● What to work on
Omit every picture and return the rest of the data unaltered.

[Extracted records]
-- START --

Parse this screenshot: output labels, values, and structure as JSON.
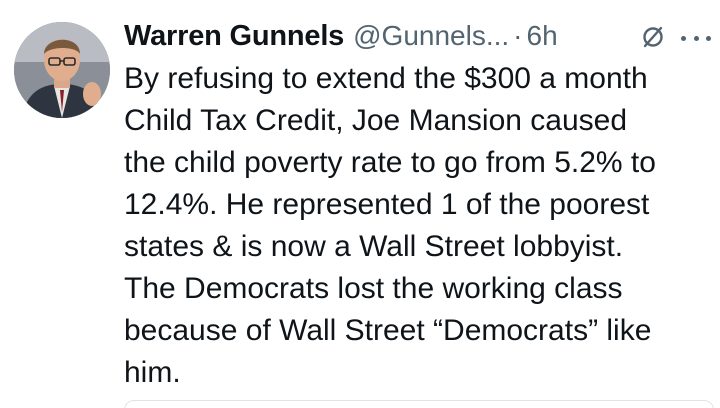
{
  "tweet": {
    "author": {
      "display_name": "Warren Gunnels",
      "handle": "@Gunnels...",
      "avatar_icon": "avatar-photo"
    },
    "separator": "·",
    "timestamp": "6h",
    "actions": {
      "grok_icon": "grok-slash-circle-icon",
      "more_icon": "more-options-icon"
    },
    "text_lines": [
      "By refusing to extend the $300 a month",
      "Child Tax Credit, Joe Mansion caused",
      "the child poverty rate to go from 5.2% to",
      "12.4%. He represented 1 of the poorest",
      "states & is now a Wall Street lobbyist.",
      "The Democrats lost the working class",
      "because of Wall Street “Democrats” like",
      "him."
    ]
  },
  "colors": {
    "text_primary": "#0f1419",
    "text_secondary": "#536471",
    "background": "#ffffff",
    "card_border": "#dfe4e8"
  }
}
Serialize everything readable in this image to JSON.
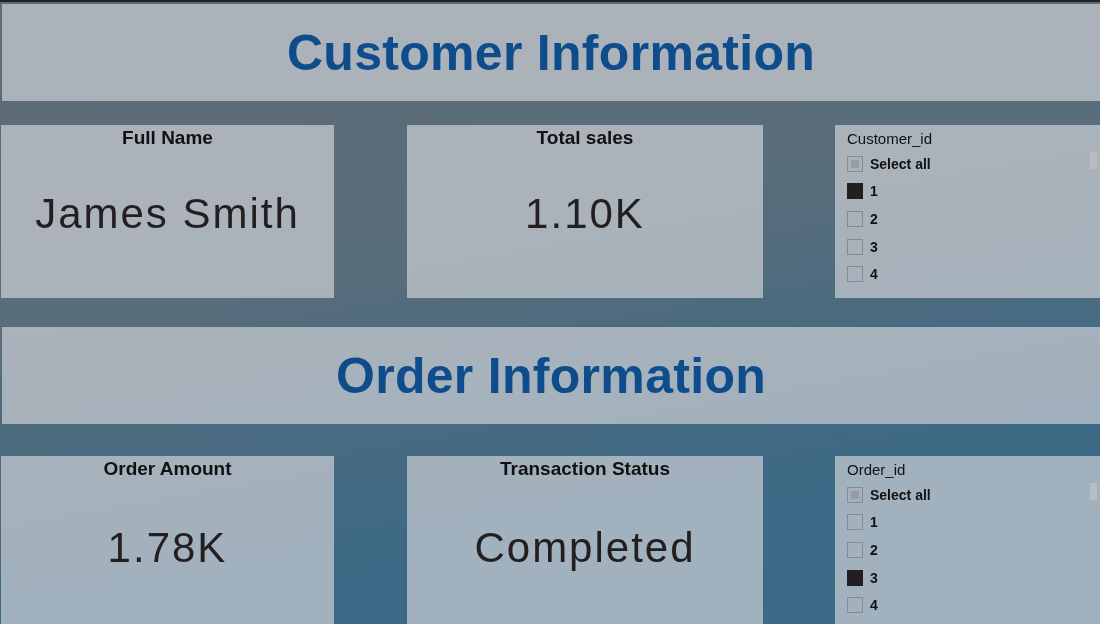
{
  "sections": [
    {
      "title": "Customer Information",
      "cards": [
        {
          "label": "Full Name",
          "value": "James Smith"
        },
        {
          "label": "Total sales",
          "value": "1.10K"
        }
      ],
      "slicer": {
        "field": "Customer_id",
        "select_all": {
          "label": "Select all",
          "checked": false,
          "indeterminate": true
        },
        "items": [
          {
            "label": "1",
            "checked": true
          },
          {
            "label": "2",
            "checked": false
          },
          {
            "label": "3",
            "checked": false
          },
          {
            "label": "4",
            "checked": false
          }
        ]
      }
    },
    {
      "title": "Order Information",
      "cards": [
        {
          "label": "Order Amount",
          "value": "1.78K"
        },
        {
          "label": "Transaction Status",
          "value": "Completed"
        }
      ],
      "slicer": {
        "field": "Order_id",
        "select_all": {
          "label": "Select all",
          "checked": false,
          "indeterminate": true
        },
        "items": [
          {
            "label": "1",
            "checked": false
          },
          {
            "label": "2",
            "checked": false
          },
          {
            "label": "3",
            "checked": true
          },
          {
            "label": "4",
            "checked": false
          }
        ]
      }
    }
  ]
}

-- END --

● Exercise response
Parse this screenshot: output labels, values, and structure as JSON.
{
  "tweet": {
    "author": {
      "display_name": "Warren Gunnels",
      "handle": "@Gunnels...",
      "avatar_icon": "avatar-photo"
    },
    "separator": "·",
    "timestamp": "6h",
    "actions": {
      "grok_icon": "grok-slash-circle-icon",
      "more_icon": "more-options-icon"
    },
    "text_lines": [
      "By refusing to extend the $300 a month",
      "Child Tax Credit, Joe Mansion caused",
      "the child poverty rate to go from 5.2% to",
      "12.4%. He represented 1 of the poorest",
      "states & is now a Wall Street lobbyist.",
      "The Democrats lost the working class",
      "because of Wall Street “Democrats” like",
      "him."
    ]
  },
  "colors": {
    "text_primary": "#0f1419",
    "text_secondary": "#536471",
    "background": "#ffffff",
    "card_border": "#dfe4e8"
  }
}
Serialize everything readable in this image to JSON.
{
  "sections": [
    {
      "title": "Customer Information",
      "cards": [
        {
          "label": "Full Name",
          "value": "James Smith"
        },
        {
          "label": "Total sales",
          "value": "1.10K"
        }
      ],
      "slicer": {
        "field": "Customer_id",
        "select_all": {
          "label": "Select all",
          "checked": false,
          "indeterminate": true
        },
        "items": [
          {
            "label": "1",
            "checked": true
          },
          {
            "label": "2",
            "checked": false
          },
          {
            "label": "3",
            "checked": false
          },
          {
            "label": "4",
            "checked": false
          }
        ]
      }
    },
    {
      "title": "Order Information",
      "cards": [
        {
          "label": "Order Amount",
          "value": "1.78K"
        },
        {
          "label": "Transaction Status",
          "value": "Completed"
        }
      ],
      "slicer": {
        "field": "Order_id",
        "select_all": {
          "label": "Select all",
          "checked": false,
          "indeterminate": true
        },
        "items": [
          {
            "label": "1",
            "checked": false
          },
          {
            "label": "2",
            "checked": false
          },
          {
            "label": "3",
            "checked": true
          },
          {
            "label": "4",
            "checked": false
          }
        ]
      }
    }
  ]
}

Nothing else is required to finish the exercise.